» **Task directions**
Retype the whole listing below, character for character.

» **Data extract**
::::

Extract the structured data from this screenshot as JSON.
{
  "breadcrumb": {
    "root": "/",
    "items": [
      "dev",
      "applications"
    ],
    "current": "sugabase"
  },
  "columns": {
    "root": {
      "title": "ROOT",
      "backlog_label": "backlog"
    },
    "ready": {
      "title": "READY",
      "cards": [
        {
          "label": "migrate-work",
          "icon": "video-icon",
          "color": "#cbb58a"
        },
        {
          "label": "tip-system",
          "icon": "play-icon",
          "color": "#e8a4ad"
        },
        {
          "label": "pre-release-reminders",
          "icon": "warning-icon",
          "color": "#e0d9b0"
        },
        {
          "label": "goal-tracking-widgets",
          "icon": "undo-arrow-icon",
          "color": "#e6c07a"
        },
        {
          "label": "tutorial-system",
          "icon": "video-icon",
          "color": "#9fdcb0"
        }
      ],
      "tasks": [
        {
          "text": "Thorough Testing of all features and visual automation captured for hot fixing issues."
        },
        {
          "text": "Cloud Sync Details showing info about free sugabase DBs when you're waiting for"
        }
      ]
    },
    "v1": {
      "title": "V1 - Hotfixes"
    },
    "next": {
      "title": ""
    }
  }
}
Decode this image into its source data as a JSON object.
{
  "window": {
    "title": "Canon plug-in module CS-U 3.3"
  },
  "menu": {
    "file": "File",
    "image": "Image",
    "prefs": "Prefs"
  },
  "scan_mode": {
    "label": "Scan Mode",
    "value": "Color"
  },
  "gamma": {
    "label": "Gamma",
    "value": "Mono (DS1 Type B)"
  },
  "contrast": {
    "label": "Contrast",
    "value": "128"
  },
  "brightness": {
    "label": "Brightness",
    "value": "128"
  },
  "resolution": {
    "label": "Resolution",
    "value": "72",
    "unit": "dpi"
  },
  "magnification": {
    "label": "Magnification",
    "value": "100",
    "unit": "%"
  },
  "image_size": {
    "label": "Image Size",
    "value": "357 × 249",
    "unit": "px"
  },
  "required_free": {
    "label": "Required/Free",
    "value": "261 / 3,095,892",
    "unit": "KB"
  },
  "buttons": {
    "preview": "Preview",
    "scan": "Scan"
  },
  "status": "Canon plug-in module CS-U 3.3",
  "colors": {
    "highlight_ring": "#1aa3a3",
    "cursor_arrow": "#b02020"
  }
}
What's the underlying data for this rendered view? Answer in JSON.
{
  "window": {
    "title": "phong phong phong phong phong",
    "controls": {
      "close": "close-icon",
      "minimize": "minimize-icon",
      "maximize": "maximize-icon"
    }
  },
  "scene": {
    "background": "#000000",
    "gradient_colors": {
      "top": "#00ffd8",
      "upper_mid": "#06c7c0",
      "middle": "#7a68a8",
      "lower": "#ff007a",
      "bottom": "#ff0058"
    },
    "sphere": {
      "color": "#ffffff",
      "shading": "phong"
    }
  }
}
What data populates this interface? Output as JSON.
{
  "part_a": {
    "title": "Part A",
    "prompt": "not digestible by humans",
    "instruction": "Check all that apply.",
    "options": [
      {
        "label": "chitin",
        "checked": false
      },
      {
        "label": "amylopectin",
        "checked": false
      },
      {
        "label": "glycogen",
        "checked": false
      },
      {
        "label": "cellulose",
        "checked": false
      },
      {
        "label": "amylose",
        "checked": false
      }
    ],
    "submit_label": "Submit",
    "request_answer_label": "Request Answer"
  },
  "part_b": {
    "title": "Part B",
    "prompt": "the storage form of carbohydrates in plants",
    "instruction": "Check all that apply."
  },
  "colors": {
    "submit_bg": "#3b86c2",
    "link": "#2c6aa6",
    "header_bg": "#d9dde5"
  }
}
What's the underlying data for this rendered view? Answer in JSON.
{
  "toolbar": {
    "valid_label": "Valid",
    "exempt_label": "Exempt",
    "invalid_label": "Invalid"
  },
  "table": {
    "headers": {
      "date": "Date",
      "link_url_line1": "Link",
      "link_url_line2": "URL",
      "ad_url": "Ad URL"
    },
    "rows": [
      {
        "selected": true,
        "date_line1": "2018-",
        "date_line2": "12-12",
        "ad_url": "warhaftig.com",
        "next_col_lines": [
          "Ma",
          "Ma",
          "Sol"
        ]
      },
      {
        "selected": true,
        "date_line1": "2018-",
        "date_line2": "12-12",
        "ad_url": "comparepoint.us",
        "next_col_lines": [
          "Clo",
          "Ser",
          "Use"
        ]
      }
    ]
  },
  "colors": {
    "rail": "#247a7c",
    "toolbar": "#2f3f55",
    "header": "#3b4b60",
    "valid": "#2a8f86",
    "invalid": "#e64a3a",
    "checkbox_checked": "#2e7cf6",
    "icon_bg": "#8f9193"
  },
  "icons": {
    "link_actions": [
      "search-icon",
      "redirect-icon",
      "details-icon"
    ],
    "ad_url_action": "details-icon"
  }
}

::::

» **Task output**
Extract the structured data from this screenshot as JSON.
{
  "breadcrumb": {
    "root": "/",
    "items": [
      "dev",
      "applications"
    ],
    "current": "sugabase"
  },
  "columns": {
    "root": {
      "title": "ROOT",
      "backlog_label": "backlog"
    },
    "ready": {
      "title": "READY",
      "cards": [
        {
          "label": "migrate-work",
          "icon": "video-icon",
          "color": "#cbb58a"
        },
        {
          "label": "tip-system",
          "icon": "play-icon",
          "color": "#e8a4ad"
        },
        {
          "label": "pre-release-reminders",
          "icon": "warning-icon",
          "color": "#e0d9b0"
        },
        {
          "label": "goal-tracking-widgets",
          "icon": "undo-arrow-icon",
          "color": "#e6c07a"
        },
        {
          "label": "tutorial-system",
          "icon": "video-icon",
          "color": "#9fdcb0"
        }
      ],
      "tasks": [
        {
          "text": "Thorough Testing of all features and visual automation captured for hot fixing issues."
        },
        {
          "text": "Cloud Sync Details showing info about free sugabase DBs when you're waiting for"
        }
      ]
    },
    "v1": {
      "title": "V1 - Hotfixes"
    },
    "next": {
      "title": ""
    }
  }
}
Decode this image into its source data as a JSON object.
{
  "window": {
    "title": "Canon plug-in module CS-U 3.3"
  },
  "menu": {
    "file": "File",
    "image": "Image",
    "prefs": "Prefs"
  },
  "scan_mode": {
    "label": "Scan Mode",
    "value": "Color"
  },
  "gamma": {
    "label": "Gamma",
    "value": "Mono (DS1 Type B)"
  },
  "contrast": {
    "label": "Contrast",
    "value": "128"
  },
  "brightness": {
    "label": "Brightness",
    "value": "128"
  },
  "resolution": {
    "label": "Resolution",
    "value": "72",
    "unit": "dpi"
  },
  "magnification": {
    "label": "Magnification",
    "value": "100",
    "unit": "%"
  },
  "image_size": {
    "label": "Image Size",
    "value": "357 × 249",
    "unit": "px"
  },
  "required_free": {
    "label": "Required/Free",
    "value": "261 / 3,095,892",
    "unit": "KB"
  },
  "buttons": {
    "preview": "Preview",
    "scan": "Scan"
  },
  "status": "Canon plug-in module CS-U 3.3",
  "colors": {
    "highlight_ring": "#1aa3a3",
    "cursor_arrow": "#b02020"
  }
}
What's the underlying data for this rendered view? Answer in JSON.
{
  "window": {
    "title": "phong phong phong phong phong",
    "controls": {
      "close": "close-icon",
      "minimize": "minimize-icon",
      "maximize": "maximize-icon"
    }
  },
  "scene": {
    "background": "#000000",
    "gradient_colors": {
      "top": "#00ffd8",
      "upper_mid": "#06c7c0",
      "middle": "#7a68a8",
      "lower": "#ff007a",
      "bottom": "#ff0058"
    },
    "sphere": {
      "color": "#ffffff",
      "shading": "phong"
    }
  }
}
What data populates this interface? Output as JSON.
{
  "part_a": {
    "title": "Part A",
    "prompt": "not digestible by humans",
    "instruction": "Check all that apply.",
    "options": [
      {
        "label": "chitin",
        "checked": false
      },
      {
        "label": "amylopectin",
        "checked": false
      },
      {
        "label": "glycogen",
        "checked": false
      },
      {
        "label": "cellulose",
        "checked": false
      },
      {
        "label": "amylose",
        "checked": false
      }
    ],
    "submit_label": "Submit",
    "request_answer_label": "Request Answer"
  },
  "part_b": {
    "title": "Part B",
    "prompt": "the storage form of carbohydrates in plants",
    "instruction": "Check all that apply."
  },
  "colors": {
    "submit_bg": "#3b86c2",
    "link": "#2c6aa6",
    "header_bg": "#d9dde5"
  }
}
What's the underlying data for this rendered view? Answer in JSON.
{
  "toolbar": {
    "valid_label": "Valid",
    "exempt_label": "Exempt",
    "invalid_label": "Invalid"
  },
  "table": {
    "headers": {
      "date": "Date",
      "link_url_line1": "Link",
      "link_url_line2": "URL",
      "ad_url": "Ad URL"
    },
    "rows": [
      {
        "selected": true,
        "date_line1": "2018-",
        "date_line2": "12-12",
        "ad_url": "warhaftig.com",
        "next_col_lines": [
          "Ma",
          "Ma",
          "Sol"
        ]
      },
      {
        "selected": true,
        "date_line1": "2018-",
        "date_line2": "12-12",
        "ad_url": "comparepoint.us",
        "next_col_lines": [
          "Clo",
          "Ser",
          "Use"
        ]
      }
    ]
  },
  "colors": {
    "rail": "#247a7c",
    "toolbar": "#2f3f55",
    "header": "#3b4b60",
    "valid": "#2a8f86",
    "invalid": "#e64a3a",
    "checkbox_checked": "#2e7cf6",
    "icon_bg": "#8f9193"
  },
  "icons": {
    "link_actions": [
      "search-icon",
      "redirect-icon",
      "details-icon"
    ],
    "ad_url_action": "details-icon"
  }
}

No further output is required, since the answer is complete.